EXERCISE: Quote the records in full and leave their pictures out.
===
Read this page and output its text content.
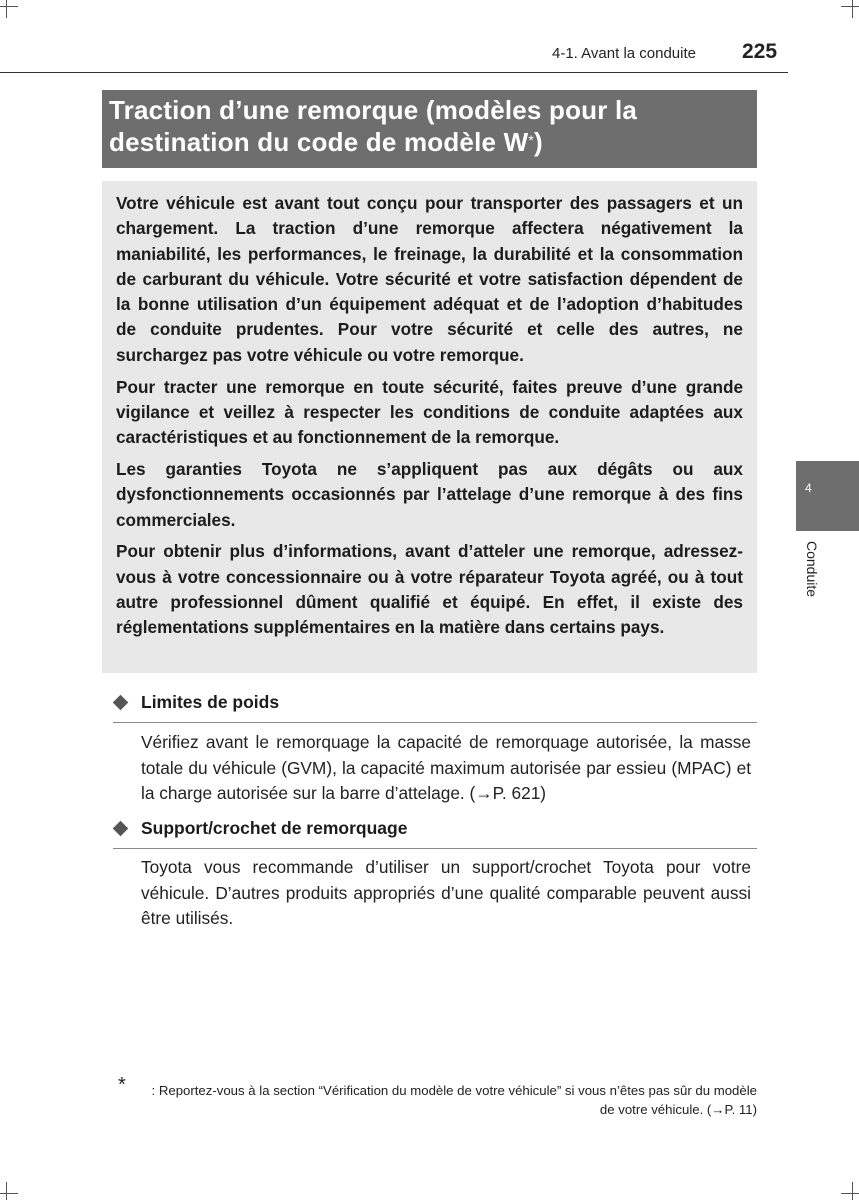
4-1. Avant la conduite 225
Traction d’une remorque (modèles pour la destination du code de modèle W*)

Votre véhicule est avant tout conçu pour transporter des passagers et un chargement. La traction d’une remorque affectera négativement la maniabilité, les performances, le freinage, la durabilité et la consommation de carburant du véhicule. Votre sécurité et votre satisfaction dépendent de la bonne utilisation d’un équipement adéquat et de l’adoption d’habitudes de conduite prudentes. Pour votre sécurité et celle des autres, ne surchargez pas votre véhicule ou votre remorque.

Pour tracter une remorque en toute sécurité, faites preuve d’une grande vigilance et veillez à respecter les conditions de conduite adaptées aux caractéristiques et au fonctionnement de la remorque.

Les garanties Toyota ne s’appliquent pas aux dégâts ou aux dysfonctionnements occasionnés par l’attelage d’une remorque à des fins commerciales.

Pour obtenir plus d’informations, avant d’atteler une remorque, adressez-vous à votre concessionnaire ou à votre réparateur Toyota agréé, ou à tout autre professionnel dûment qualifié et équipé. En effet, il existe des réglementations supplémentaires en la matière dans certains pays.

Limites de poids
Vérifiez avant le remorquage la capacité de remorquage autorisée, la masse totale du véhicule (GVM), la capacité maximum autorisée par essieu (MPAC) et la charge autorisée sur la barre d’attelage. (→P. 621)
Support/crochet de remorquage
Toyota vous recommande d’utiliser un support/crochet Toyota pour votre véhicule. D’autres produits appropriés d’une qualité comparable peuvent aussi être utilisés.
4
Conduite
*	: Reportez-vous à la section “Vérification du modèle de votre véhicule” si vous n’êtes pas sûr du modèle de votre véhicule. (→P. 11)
===
SOLUTION:
Read this page and output its text content.
4-1. Avant la conduite 225
Traction d’une remorque (modèles pour la destination du code de modèle W*)

Votre véhicule est avant tout conçu pour transporter des passagers et un chargement. La traction d’une remorque affectera négativement la maniabilité, les performances, le freinage, la durabilité et la consommation de carburant du véhicule. Votre sécurité et votre satisfaction dépendent de la bonne utilisation d’un équipement adéquat et de l’adoption d’habitudes de conduite prudentes. Pour votre sécurité et celle des autres, ne surchargez pas votre véhicule ou votre remorque.

Pour tracter une remorque en toute sécurité, faites preuve d’une grande vigilance et veillez à respecter les conditions de conduite adaptées aux caractéristiques et au fonctionnement de la remorque.

Les garanties Toyota ne s’appliquent pas aux dégâts ou aux dysfonctionnements occasionnés par l’attelage d’une remorque à des fins commerciales.

Pour obtenir plus d’informations, avant d’atteler une remorque, adressez-vous à votre concessionnaire ou à votre réparateur Toyota agréé, ou à tout autre professionnel dûment qualifié et équipé. En effet, il existe des réglementations supplémentaires en la matière dans certains pays.

Limites de poids
Vérifiez avant le remorquage la capacité de remorquage autorisée, la masse totale du véhicule (GVM), la capacité maximum autorisée par essieu (MPAC) et la charge autorisée sur la barre d’attelage. (→P. 621)
Support/crochet de remorquage
Toyota vous recommande d’utiliser un support/crochet Toyota pour votre véhicule. D’autres produits appropriés d’une qualité comparable peuvent aussi être utilisés.
4
Conduite
*	: Reportez-vous à la section “Vérification du modèle de votre véhicule” si vous n’êtes pas sûr du modèle de votre véhicule. (→P. 11)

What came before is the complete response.